Task goal: Report how many lines of the listing below include the word "ビスの緩み". Give nothing but the number.

+ + + + +

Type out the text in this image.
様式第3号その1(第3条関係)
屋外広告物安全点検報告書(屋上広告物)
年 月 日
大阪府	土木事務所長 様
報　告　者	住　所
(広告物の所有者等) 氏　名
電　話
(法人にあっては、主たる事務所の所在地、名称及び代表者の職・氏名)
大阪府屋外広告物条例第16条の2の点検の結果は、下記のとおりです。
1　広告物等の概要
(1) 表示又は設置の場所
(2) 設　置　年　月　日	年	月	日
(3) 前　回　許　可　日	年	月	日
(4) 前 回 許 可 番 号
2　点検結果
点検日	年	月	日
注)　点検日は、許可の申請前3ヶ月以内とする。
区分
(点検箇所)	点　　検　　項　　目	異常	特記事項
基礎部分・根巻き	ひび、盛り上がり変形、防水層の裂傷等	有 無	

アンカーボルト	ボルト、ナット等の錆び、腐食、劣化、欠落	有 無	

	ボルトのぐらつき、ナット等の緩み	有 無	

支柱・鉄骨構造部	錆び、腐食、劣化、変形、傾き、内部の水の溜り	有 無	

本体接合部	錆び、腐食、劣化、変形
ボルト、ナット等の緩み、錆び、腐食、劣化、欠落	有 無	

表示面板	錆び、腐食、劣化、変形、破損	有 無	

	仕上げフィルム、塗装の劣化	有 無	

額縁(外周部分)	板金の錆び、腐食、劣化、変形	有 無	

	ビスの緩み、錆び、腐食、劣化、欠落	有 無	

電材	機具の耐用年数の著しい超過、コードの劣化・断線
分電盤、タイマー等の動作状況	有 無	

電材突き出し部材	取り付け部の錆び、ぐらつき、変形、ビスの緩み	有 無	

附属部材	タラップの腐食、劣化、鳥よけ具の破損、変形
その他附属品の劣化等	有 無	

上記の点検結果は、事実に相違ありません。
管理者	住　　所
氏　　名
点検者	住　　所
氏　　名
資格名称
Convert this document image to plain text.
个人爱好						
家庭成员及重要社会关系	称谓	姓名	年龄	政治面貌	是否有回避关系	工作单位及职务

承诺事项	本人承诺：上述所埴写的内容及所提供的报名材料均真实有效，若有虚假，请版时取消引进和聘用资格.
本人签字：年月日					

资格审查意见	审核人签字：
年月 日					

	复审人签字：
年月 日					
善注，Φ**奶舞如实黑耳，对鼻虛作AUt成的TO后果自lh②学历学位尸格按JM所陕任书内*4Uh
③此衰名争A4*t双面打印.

+ + + + +

Response to this task: 2